>>>>

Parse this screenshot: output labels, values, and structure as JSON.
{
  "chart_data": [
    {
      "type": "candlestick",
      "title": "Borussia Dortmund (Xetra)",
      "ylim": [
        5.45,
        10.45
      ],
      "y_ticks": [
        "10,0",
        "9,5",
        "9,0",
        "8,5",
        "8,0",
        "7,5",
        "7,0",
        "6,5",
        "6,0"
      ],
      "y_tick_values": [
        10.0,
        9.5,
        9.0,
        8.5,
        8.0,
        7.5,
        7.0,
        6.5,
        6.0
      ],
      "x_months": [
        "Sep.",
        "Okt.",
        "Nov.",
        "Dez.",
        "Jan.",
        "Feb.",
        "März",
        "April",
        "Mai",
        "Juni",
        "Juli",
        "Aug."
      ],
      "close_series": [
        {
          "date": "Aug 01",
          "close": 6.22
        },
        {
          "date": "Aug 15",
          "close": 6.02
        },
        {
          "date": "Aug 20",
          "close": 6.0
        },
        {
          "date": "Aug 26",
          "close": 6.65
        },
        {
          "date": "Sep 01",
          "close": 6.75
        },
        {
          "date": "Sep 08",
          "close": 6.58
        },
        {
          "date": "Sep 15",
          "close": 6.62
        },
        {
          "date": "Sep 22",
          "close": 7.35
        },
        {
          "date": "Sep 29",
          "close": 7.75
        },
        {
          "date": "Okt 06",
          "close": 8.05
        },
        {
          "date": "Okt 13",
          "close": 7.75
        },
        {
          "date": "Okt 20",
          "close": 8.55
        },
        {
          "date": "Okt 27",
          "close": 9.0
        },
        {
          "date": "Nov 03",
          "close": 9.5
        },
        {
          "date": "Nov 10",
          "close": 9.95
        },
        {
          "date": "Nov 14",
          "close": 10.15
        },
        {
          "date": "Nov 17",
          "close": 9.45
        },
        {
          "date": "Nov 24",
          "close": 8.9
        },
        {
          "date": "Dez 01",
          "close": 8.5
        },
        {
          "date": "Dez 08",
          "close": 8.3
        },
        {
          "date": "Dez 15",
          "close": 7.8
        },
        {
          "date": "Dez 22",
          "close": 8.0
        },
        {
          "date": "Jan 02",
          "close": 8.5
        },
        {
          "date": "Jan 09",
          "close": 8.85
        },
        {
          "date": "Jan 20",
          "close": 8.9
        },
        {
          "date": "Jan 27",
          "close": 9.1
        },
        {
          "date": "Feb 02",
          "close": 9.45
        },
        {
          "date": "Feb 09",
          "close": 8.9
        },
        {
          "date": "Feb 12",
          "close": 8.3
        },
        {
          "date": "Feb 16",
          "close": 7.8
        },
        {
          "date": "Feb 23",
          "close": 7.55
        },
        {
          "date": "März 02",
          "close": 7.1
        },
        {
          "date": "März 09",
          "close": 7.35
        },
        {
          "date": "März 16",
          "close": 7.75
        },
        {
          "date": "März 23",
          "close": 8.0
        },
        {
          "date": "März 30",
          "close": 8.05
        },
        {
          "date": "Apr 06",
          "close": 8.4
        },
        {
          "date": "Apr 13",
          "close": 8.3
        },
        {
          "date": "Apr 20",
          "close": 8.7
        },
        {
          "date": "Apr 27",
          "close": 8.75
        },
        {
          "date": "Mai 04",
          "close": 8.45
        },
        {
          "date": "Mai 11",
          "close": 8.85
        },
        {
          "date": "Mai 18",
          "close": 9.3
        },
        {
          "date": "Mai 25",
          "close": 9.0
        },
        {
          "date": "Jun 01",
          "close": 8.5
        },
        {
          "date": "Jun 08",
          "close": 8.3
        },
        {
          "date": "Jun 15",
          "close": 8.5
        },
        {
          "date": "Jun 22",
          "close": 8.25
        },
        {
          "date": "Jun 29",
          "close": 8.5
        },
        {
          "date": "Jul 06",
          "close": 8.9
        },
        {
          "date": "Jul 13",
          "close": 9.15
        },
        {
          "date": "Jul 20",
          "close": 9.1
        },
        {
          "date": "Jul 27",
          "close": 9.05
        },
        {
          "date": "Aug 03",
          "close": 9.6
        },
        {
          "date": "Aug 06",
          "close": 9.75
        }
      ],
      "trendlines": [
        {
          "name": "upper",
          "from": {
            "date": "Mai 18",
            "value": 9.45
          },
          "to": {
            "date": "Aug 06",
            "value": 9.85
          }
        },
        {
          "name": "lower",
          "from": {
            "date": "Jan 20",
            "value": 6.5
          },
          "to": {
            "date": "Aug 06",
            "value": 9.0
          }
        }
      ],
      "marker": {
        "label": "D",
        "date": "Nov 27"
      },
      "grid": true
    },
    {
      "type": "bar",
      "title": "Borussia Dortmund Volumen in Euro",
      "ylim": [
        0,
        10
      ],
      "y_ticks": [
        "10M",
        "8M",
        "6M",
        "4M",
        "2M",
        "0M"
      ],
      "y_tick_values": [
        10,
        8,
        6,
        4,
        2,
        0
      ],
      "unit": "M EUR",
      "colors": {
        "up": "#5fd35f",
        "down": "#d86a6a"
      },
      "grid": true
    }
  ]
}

<<<<

▶ _Exercise details_
Your task is to output all of the data above word for word.

▶ _Answer to this task_
Parse this screenshot: output labels, values, and structure as JSON.
{
  "chart_data": [
    {
      "type": "candlestick",
      "title": "Borussia Dortmund (Xetra)",
      "ylim": [
        5.45,
        10.45
      ],
      "y_ticks": [
        "10,0",
        "9,5",
        "9,0",
        "8,5",
        "8,0",
        "7,5",
        "7,0",
        "6,5",
        "6,0"
      ],
      "y_tick_values": [
        10.0,
        9.5,
        9.0,
        8.5,
        8.0,
        7.5,
        7.0,
        6.5,
        6.0
      ],
      "x_months": [
        "Sep.",
        "Okt.",
        "Nov.",
        "Dez.",
        "Jan.",
        "Feb.",
        "März",
        "April",
        "Mai",
        "Juni",
        "Juli",
        "Aug."
      ],
      "close_series": [
        {
          "date": "Aug 01",
          "close": 6.22
        },
        {
          "date": "Aug 15",
          "close": 6.02
        },
        {
          "date": "Aug 20",
          "close": 6.0
        },
        {
          "date": "Aug 26",
          "close": 6.65
        },
        {
          "date": "Sep 01",
          "close": 6.75
        },
        {
          "date": "Sep 08",
          "close": 6.58
        },
        {
          "date": "Sep 15",
          "close": 6.62
        },
        {
          "date": "Sep 22",
          "close": 7.35
        },
        {
          "date": "Sep 29",
          "close": 7.75
        },
        {
          "date": "Okt 06",
          "close": 8.05
        },
        {
          "date": "Okt 13",
          "close": 7.75
        },
        {
          "date": "Okt 20",
          "close": 8.55
        },
        {
          "date": "Okt 27",
          "close": 9.0
        },
        {
          "date": "Nov 03",
          "close": 9.5
        },
        {
          "date": "Nov 10",
          "close": 9.95
        },
        {
          "date": "Nov 14",
          "close": 10.15
        },
        {
          "date": "Nov 17",
          "close": 9.45
        },
        {
          "date": "Nov 24",
          "close": 8.9
        },
        {
          "date": "Dez 01",
          "close": 8.5
        },
        {
          "date": "Dez 08",
          "close": 8.3
        },
        {
          "date": "Dez 15",
          "close": 7.8
        },
        {
          "date": "Dez 22",
          "close": 8.0
        },
        {
          "date": "Jan 02",
          "close": 8.5
        },
        {
          "date": "Jan 09",
          "close": 8.85
        },
        {
          "date": "Jan 20",
          "close": 8.9
        },
        {
          "date": "Jan 27",
          "close": 9.1
        },
        {
          "date": "Feb 02",
          "close": 9.45
        },
        {
          "date": "Feb 09",
          "close": 8.9
        },
        {
          "date": "Feb 12",
          "close": 8.3
        },
        {
          "date": "Feb 16",
          "close": 7.8
        },
        {
          "date": "Feb 23",
          "close": 7.55
        },
        {
          "date": "März 02",
          "close": 7.1
        },
        {
          "date": "März 09",
          "close": 7.35
        },
        {
          "date": "März 16",
          "close": 7.75
        },
        {
          "date": "März 23",
          "close": 8.0
        },
        {
          "date": "März 30",
          "close": 8.05
        },
        {
          "date": "Apr 06",
          "close": 8.4
        },
        {
          "date": "Apr 13",
          "close": 8.3
        },
        {
          "date": "Apr 20",
          "close": 8.7
        },
        {
          "date": "Apr 27",
          "close": 8.75
        },
        {
          "date": "Mai 04",
          "close": 8.45
        },
        {
          "date": "Mai 11",
          "close": 8.85
        },
        {
          "date": "Mai 18",
          "close": 9.3
        },
        {
          "date": "Mai 25",
          "close": 9.0
        },
        {
          "date": "Jun 01",
          "close": 8.5
        },
        {
          "date": "Jun 08",
          "close": 8.3
        },
        {
          "date": "Jun 15",
          "close": 8.5
        },
        {
          "date": "Jun 22",
          "close": 8.25
        },
        {
          "date": "Jun 29",
          "close": 8.5
        },
        {
          "date": "Jul 06",
          "close": 8.9
        },
        {
          "date": "Jul 13",
          "close": 9.15
        },
        {
          "date": "Jul 20",
          "close": 9.1
        },
        {
          "date": "Jul 27",
          "close": 9.05
        },
        {
          "date": "Aug 03",
          "close": 9.6
        },
        {
          "date": "Aug 06",
          "close": 9.75
        }
      ],
      "trendlines": [
        {
          "name": "upper",
          "from": {
            "date": "Mai 18",
            "value": 9.45
          },
          "to": {
            "date": "Aug 06",
            "value": 9.85
          }
        },
        {
          "name": "lower",
          "from": {
            "date": "Jan 20",
            "value": 6.5
          },
          "to": {
            "date": "Aug 06",
            "value": 9.0
          }
        }
      ],
      "marker": {
        "label": "D",
        "date": "Nov 27"
      },
      "grid": true
    },
    {
      "type": "bar",
      "title": "Borussia Dortmund Volumen in Euro",
      "ylim": [
        0,
        10
      ],
      "y_ticks": [
        "10M",
        "8M",
        "6M",
        "4M",
        "2M",
        "0M"
      ],
      "y_tick_values": [
        10,
        8,
        6,
        4,
        2,
        0
      ],
      "unit": "M EUR",
      "colors": {
        "up": "#5fd35f",
        "down": "#d86a6a"
      },
      "grid": true
    }
  ]
}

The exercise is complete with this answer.